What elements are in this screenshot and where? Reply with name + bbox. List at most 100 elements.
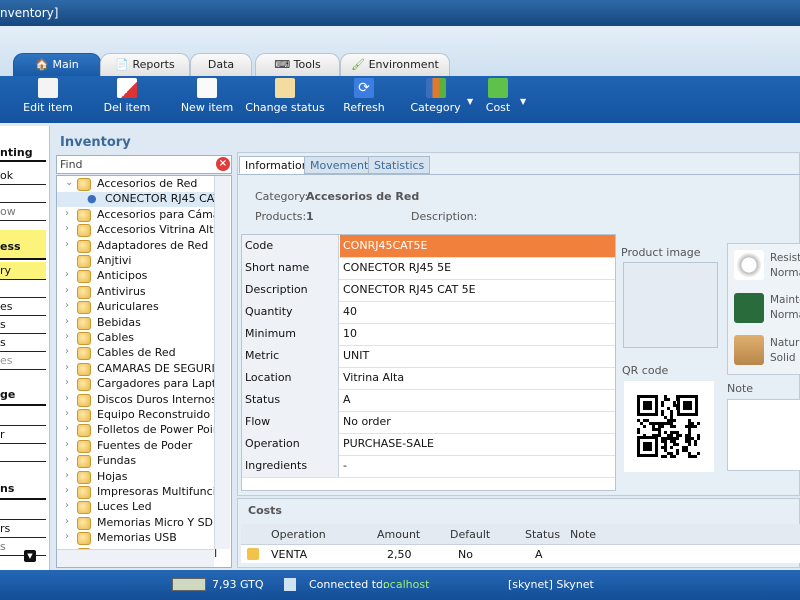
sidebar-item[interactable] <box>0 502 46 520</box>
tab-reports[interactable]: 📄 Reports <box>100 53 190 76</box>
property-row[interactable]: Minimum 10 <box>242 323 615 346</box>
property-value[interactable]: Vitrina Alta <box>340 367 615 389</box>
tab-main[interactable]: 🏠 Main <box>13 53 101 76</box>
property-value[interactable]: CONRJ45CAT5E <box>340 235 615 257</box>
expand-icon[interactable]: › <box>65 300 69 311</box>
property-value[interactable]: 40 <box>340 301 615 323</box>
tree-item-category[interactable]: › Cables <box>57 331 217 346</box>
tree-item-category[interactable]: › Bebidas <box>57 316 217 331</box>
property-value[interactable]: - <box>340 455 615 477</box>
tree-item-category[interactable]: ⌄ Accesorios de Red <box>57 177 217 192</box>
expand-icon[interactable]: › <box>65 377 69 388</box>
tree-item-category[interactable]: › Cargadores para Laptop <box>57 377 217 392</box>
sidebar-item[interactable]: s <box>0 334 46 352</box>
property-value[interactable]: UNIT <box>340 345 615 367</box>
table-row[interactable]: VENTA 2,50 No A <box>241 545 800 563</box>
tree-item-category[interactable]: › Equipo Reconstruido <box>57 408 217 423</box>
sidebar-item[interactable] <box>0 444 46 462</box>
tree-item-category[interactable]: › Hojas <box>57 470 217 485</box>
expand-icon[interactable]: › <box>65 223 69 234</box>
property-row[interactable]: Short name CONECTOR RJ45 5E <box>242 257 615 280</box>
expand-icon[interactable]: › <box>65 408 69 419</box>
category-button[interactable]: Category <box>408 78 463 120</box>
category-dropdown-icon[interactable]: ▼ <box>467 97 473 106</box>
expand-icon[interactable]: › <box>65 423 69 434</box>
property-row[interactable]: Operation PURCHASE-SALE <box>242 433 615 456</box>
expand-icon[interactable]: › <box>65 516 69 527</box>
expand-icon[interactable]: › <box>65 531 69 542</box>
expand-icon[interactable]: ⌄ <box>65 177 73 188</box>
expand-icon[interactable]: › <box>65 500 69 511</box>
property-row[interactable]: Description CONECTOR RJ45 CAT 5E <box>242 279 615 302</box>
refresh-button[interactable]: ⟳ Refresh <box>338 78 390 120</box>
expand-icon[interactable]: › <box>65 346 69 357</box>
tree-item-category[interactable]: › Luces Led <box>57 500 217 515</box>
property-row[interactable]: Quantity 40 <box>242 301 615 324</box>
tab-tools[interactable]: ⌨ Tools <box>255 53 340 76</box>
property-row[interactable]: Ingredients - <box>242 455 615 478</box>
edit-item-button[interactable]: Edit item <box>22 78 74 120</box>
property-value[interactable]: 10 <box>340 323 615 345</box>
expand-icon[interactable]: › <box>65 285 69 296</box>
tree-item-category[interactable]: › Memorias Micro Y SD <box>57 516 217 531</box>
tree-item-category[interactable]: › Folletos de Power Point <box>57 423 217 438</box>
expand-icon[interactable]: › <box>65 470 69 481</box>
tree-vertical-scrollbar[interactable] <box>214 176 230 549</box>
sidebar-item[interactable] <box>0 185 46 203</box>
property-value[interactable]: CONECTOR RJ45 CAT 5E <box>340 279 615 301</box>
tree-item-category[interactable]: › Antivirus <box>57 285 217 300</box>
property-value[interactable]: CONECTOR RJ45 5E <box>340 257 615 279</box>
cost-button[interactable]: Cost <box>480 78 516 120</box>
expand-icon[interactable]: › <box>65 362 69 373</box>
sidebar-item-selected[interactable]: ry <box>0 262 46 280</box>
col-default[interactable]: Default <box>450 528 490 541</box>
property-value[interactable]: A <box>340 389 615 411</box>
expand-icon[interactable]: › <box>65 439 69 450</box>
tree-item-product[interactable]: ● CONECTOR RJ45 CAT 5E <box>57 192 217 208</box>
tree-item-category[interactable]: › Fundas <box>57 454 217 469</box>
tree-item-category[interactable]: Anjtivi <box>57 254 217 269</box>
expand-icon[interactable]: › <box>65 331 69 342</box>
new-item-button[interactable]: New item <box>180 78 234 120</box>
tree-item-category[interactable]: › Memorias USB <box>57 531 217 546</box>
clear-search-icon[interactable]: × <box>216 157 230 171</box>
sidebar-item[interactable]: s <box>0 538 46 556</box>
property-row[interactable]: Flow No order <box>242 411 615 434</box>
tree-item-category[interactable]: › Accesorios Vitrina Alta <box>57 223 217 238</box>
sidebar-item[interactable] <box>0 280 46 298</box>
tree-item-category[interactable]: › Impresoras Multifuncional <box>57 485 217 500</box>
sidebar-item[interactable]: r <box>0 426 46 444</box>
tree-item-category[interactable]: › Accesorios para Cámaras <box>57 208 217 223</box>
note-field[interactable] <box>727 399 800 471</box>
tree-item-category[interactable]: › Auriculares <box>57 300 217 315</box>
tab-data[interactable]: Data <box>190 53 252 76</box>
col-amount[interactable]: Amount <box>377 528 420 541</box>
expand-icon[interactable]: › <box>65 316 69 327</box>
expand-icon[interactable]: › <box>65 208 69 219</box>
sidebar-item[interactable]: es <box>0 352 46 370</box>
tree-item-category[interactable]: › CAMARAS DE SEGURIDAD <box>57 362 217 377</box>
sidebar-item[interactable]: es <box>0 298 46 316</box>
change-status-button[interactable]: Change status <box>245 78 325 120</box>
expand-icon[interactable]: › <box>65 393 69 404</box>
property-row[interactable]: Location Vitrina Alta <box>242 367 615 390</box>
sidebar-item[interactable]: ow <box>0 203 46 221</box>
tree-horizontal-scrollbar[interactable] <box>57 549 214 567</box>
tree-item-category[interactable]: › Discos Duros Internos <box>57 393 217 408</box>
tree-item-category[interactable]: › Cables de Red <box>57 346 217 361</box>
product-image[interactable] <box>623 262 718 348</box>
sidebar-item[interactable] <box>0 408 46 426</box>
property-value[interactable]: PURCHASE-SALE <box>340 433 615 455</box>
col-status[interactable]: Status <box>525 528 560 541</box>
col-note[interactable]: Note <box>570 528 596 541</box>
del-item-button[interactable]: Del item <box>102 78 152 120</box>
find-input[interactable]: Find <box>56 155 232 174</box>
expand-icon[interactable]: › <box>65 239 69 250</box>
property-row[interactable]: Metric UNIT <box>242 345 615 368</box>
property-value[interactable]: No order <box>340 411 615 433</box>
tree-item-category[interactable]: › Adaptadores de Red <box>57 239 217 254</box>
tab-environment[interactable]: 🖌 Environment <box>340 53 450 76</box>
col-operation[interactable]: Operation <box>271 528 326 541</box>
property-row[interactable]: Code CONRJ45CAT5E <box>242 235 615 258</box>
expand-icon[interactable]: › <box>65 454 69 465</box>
◇ ◇ ◇ ◇ ◇
• **What the exercise asks**:
Transcribe every record above exactly as written, leaving out any pictures.

• **Response**:
What elements are in this screenshot and where? Reply with name + bbox. List at most 100 elements.
sidebar-item[interactable] <box>0 502 46 520</box>
tab-reports[interactable]: 📄 Reports <box>100 53 190 76</box>
property-row[interactable]: Minimum 10 <box>242 323 615 346</box>
property-value[interactable]: Vitrina Alta <box>340 367 615 389</box>
tab-main[interactable]: 🏠 Main <box>13 53 101 76</box>
property-value[interactable]: CONRJ45CAT5E <box>340 235 615 257</box>
expand-icon[interactable]: › <box>65 300 69 311</box>
property-value[interactable]: 40 <box>340 301 615 323</box>
tree-item-category[interactable]: › Cables <box>57 331 217 346</box>
tree-item-category[interactable]: › Bebidas <box>57 316 217 331</box>
property-value[interactable]: - <box>340 455 615 477</box>
tree-item-category[interactable]: ⌄ Accesorios de Red <box>57 177 217 192</box>
expand-icon[interactable]: › <box>65 377 69 388</box>
tree-item-category[interactable]: › Cargadores para Laptop <box>57 377 217 392</box>
sidebar-item[interactable]: s <box>0 334 46 352</box>
property-value[interactable]: UNIT <box>340 345 615 367</box>
table-row[interactable]: VENTA 2,50 No A <box>241 545 800 563</box>
tree-item-category[interactable]: › Equipo Reconstruido <box>57 408 217 423</box>
sidebar-item[interactable] <box>0 444 46 462</box>
tree-item-category[interactable]: › Hojas <box>57 470 217 485</box>
expand-icon[interactable]: › <box>65 223 69 234</box>
property-row[interactable]: Short name CONECTOR RJ45 5E <box>242 257 615 280</box>
expand-icon[interactable]: › <box>65 408 69 419</box>
category-button[interactable]: Category <box>408 78 463 120</box>
category-dropdown-icon[interactable]: ▼ <box>467 97 473 106</box>
expand-icon[interactable]: › <box>65 423 69 434</box>
property-row[interactable]: Operation PURCHASE-SALE <box>242 433 615 456</box>
expand-icon[interactable]: › <box>65 516 69 527</box>
expand-icon[interactable]: › <box>65 531 69 542</box>
expand-icon[interactable]: ⌄ <box>65 177 73 188</box>
expand-icon[interactable]: › <box>65 500 69 511</box>
property-row[interactable]: Description CONECTOR RJ45 CAT 5E <box>242 279 615 302</box>
refresh-button[interactable]: ⟳ Refresh <box>338 78 390 120</box>
expand-icon[interactable]: › <box>65 346 69 357</box>
tree-item-category[interactable]: › Luces Led <box>57 500 217 515</box>
property-row[interactable]: Quantity 40 <box>242 301 615 324</box>
tab-tools[interactable]: ⌨ Tools <box>255 53 340 76</box>
property-row[interactable]: Ingredients - <box>242 455 615 478</box>
edit-item-button[interactable]: Edit item <box>22 78 74 120</box>
property-value[interactable]: 10 <box>340 323 615 345</box>
expand-icon[interactable]: › <box>65 285 69 296</box>
tree-item-category[interactable]: › Memorias Micro Y SD <box>57 516 217 531</box>
tree-item-category[interactable]: › Folletos de Power Point <box>57 423 217 438</box>
expand-icon[interactable]: › <box>65 470 69 481</box>
tree-vertical-scrollbar[interactable] <box>214 176 230 549</box>
sidebar-item[interactable] <box>0 185 46 203</box>
property-value[interactable]: CONECTOR RJ45 CAT 5E <box>340 279 615 301</box>
tree-item-category[interactable]: › Antivirus <box>57 285 217 300</box>
property-value[interactable]: CONECTOR RJ45 5E <box>340 257 615 279</box>
cost-button[interactable]: Cost <box>480 78 516 120</box>
expand-icon[interactable]: › <box>65 362 69 373</box>
sidebar-item-selected[interactable]: ry <box>0 262 46 280</box>
col-default[interactable]: Default <box>450 528 490 541</box>
property-value[interactable]: A <box>340 389 615 411</box>
expand-icon[interactable]: › <box>65 439 69 450</box>
tree-item-product[interactable]: ● CONECTOR RJ45 CAT 5E <box>57 192 217 208</box>
tree-item-category[interactable]: › Fundas <box>57 454 217 469</box>
tree-item-category[interactable]: Anjtivi <box>57 254 217 269</box>
expand-icon[interactable]: › <box>65 331 69 342</box>
new-item-button[interactable]: New item <box>180 78 234 120</box>
tree-item-category[interactable]: › Memorias USB <box>57 531 217 546</box>
clear-search-icon[interactable]: × <box>216 157 230 171</box>
sidebar-item[interactable]: s <box>0 538 46 556</box>
property-row[interactable]: Flow No order <box>242 411 615 434</box>
tree-item-category[interactable]: › Accesorios Vitrina Alta <box>57 223 217 238</box>
sidebar-item[interactable] <box>0 280 46 298</box>
tree-item-category[interactable]: › Impresoras Multifuncional <box>57 485 217 500</box>
sidebar-item[interactable]: r <box>0 426 46 444</box>
tree-item-category[interactable]: › Accesorios para Cámaras <box>57 208 217 223</box>
note-field[interactable] <box>727 399 800 471</box>
tree-item-category[interactable]: › Auriculares <box>57 300 217 315</box>
tab-data[interactable]: Data <box>190 53 252 76</box>
col-amount[interactable]: Amount <box>377 528 420 541</box>
expand-icon[interactable]: › <box>65 316 69 327</box>
expand-icon[interactable]: › <box>65 208 69 219</box>
sidebar-item[interactable]: es <box>0 352 46 370</box>
tree-item-category[interactable]: › CAMARAS DE SEGURIDAD <box>57 362 217 377</box>
sidebar-item[interactable]: es <box>0 298 46 316</box>
change-status-button[interactable]: Change status <box>245 78 325 120</box>
expand-icon[interactable]: › <box>65 393 69 404</box>
property-row[interactable]: Location Vitrina Alta <box>242 367 615 390</box>
sidebar-item[interactable]: ow <box>0 203 46 221</box>
tree-horizontal-scrollbar[interactable] <box>57 549 214 567</box>
tree-item-category[interactable]: › Discos Duros Internos <box>57 393 217 408</box>
tree-item-category[interactable]: › Cables de Red <box>57 346 217 361</box>
product-image[interactable] <box>623 262 718 348</box>
sidebar-item[interactable] <box>0 408 46 426</box>
property-value[interactable]: PURCHASE-SALE <box>340 433 615 455</box>
col-status[interactable]: Status <box>525 528 560 541</box>
col-note[interactable]: Note <box>570 528 596 541</box>
del-item-button[interactable]: Del item <box>102 78 152 120</box>
find-input[interactable]: Find <box>56 155 232 174</box>
expand-icon[interactable]: › <box>65 239 69 250</box>
property-row[interactable]: Metric UNIT <box>242 345 615 368</box>
property-value[interactable]: No order <box>340 411 615 433</box>
tree-item-category[interactable]: › Adaptadores de Red <box>57 239 217 254</box>
tab-environment[interactable]: 🖌 Environment <box>340 53 450 76</box>
col-operation[interactable]: Operation <box>271 528 326 541</box>
property-row[interactable]: Code CONRJ45CAT5E <box>242 235 615 258</box>
expand-icon[interactable]: › <box>65 454 69 465</box>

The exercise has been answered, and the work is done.